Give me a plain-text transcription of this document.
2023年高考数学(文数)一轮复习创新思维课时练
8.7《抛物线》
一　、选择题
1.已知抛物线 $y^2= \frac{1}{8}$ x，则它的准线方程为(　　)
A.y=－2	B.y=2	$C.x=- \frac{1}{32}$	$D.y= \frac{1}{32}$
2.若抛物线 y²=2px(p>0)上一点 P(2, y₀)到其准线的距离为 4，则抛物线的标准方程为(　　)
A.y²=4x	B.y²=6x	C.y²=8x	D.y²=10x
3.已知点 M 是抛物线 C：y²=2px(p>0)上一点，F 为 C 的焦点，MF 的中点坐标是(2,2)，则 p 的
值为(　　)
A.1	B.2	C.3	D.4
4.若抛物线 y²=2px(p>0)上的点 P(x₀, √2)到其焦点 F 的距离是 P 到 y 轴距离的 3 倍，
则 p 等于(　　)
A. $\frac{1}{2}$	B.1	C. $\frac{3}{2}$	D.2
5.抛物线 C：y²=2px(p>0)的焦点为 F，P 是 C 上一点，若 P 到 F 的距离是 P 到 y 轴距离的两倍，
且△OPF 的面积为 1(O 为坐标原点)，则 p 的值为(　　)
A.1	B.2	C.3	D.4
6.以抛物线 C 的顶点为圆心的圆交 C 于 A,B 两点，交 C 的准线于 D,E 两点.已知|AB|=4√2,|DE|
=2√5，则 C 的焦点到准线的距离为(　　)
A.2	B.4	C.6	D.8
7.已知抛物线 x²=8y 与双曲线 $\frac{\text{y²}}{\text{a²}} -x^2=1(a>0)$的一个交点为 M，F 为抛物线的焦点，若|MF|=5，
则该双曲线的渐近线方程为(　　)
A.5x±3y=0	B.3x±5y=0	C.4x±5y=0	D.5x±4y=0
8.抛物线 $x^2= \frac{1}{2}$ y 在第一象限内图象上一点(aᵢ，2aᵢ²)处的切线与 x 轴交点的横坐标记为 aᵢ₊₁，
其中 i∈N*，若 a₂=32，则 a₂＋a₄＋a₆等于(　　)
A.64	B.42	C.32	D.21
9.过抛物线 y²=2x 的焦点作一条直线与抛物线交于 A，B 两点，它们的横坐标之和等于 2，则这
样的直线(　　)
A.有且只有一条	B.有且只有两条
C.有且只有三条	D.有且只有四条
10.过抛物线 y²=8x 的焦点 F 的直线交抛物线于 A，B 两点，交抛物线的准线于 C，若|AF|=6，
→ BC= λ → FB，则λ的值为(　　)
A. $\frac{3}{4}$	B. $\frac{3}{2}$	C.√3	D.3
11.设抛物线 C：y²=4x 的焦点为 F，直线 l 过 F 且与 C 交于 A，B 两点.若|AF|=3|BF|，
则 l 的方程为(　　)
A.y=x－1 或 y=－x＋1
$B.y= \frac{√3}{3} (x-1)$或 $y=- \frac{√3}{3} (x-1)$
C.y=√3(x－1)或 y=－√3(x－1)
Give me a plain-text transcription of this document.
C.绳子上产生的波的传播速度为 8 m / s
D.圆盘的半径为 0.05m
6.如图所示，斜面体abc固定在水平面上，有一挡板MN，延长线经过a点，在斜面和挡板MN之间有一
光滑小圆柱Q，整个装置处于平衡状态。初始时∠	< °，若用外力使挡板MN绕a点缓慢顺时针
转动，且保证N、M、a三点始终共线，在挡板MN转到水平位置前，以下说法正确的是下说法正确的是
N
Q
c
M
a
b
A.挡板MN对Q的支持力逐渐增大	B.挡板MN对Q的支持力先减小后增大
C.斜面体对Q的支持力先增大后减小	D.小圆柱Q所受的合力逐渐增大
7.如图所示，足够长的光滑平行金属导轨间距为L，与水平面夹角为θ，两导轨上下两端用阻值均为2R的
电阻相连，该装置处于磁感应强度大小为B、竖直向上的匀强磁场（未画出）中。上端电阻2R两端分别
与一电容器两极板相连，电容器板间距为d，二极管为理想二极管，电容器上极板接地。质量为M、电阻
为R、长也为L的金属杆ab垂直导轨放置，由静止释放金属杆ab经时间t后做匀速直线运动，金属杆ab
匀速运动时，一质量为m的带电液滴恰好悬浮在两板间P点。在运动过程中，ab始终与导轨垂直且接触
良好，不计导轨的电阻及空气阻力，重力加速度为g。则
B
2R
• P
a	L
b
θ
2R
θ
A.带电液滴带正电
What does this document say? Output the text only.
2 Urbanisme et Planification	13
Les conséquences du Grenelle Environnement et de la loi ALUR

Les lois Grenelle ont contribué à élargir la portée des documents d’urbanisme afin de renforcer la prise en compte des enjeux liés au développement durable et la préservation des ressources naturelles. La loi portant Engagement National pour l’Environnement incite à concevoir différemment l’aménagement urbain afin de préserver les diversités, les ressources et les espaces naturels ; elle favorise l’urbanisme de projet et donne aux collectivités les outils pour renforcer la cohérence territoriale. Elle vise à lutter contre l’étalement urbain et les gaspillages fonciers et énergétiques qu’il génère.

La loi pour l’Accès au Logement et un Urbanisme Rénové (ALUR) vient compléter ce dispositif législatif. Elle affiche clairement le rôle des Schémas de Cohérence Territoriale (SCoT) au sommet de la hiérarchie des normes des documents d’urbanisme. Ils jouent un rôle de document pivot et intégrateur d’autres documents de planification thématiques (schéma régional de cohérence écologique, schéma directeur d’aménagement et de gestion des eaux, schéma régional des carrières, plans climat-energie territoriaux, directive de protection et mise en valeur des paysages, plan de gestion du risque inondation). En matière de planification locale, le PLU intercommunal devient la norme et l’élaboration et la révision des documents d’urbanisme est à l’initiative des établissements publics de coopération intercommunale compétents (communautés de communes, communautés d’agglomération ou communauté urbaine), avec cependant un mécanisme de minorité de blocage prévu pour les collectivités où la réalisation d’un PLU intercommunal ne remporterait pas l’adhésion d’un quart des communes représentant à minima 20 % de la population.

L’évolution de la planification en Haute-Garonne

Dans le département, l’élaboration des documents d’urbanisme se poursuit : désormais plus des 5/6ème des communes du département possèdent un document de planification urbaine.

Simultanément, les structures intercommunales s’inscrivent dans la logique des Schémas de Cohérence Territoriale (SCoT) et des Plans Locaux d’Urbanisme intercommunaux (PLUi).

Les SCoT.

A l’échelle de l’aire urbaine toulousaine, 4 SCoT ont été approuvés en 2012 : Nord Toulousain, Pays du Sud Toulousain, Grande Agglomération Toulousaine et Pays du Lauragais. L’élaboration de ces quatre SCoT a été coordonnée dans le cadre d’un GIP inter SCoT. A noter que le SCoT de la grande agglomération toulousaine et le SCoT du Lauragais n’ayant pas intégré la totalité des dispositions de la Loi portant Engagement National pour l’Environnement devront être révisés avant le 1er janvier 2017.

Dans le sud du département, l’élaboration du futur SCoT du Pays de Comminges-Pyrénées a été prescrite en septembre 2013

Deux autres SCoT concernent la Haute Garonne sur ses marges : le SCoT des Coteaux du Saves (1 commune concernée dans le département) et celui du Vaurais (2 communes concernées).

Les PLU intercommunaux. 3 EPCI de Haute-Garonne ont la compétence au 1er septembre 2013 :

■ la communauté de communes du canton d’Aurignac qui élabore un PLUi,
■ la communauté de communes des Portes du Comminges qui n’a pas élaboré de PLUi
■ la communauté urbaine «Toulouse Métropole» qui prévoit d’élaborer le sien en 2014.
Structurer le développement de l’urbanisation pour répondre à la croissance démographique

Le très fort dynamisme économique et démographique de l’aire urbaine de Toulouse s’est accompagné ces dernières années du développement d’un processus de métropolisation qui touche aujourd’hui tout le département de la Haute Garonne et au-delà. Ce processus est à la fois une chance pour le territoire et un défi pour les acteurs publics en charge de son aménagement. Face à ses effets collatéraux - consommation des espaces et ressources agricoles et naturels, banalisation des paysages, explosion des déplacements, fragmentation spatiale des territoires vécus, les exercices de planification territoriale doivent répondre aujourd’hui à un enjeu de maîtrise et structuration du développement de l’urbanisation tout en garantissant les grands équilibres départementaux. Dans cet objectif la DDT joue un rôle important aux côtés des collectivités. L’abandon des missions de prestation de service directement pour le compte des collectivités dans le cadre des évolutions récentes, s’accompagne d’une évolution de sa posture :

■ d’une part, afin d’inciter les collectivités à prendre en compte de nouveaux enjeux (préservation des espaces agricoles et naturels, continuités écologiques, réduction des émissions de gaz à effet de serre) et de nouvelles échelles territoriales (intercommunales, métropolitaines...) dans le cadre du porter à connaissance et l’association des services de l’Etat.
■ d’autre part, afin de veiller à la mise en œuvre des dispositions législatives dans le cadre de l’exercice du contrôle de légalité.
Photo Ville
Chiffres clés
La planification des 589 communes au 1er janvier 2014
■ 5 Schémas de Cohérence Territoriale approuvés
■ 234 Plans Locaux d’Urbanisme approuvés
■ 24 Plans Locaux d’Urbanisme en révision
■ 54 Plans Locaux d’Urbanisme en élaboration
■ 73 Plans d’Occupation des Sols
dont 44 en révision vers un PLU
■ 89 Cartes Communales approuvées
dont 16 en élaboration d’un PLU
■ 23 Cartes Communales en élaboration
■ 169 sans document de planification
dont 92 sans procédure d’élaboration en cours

####################

STATED GOAL: Of the lines in the material above, state how many contain the string "如图所示"; give no other text.

PROBLEM SOLUTION: 2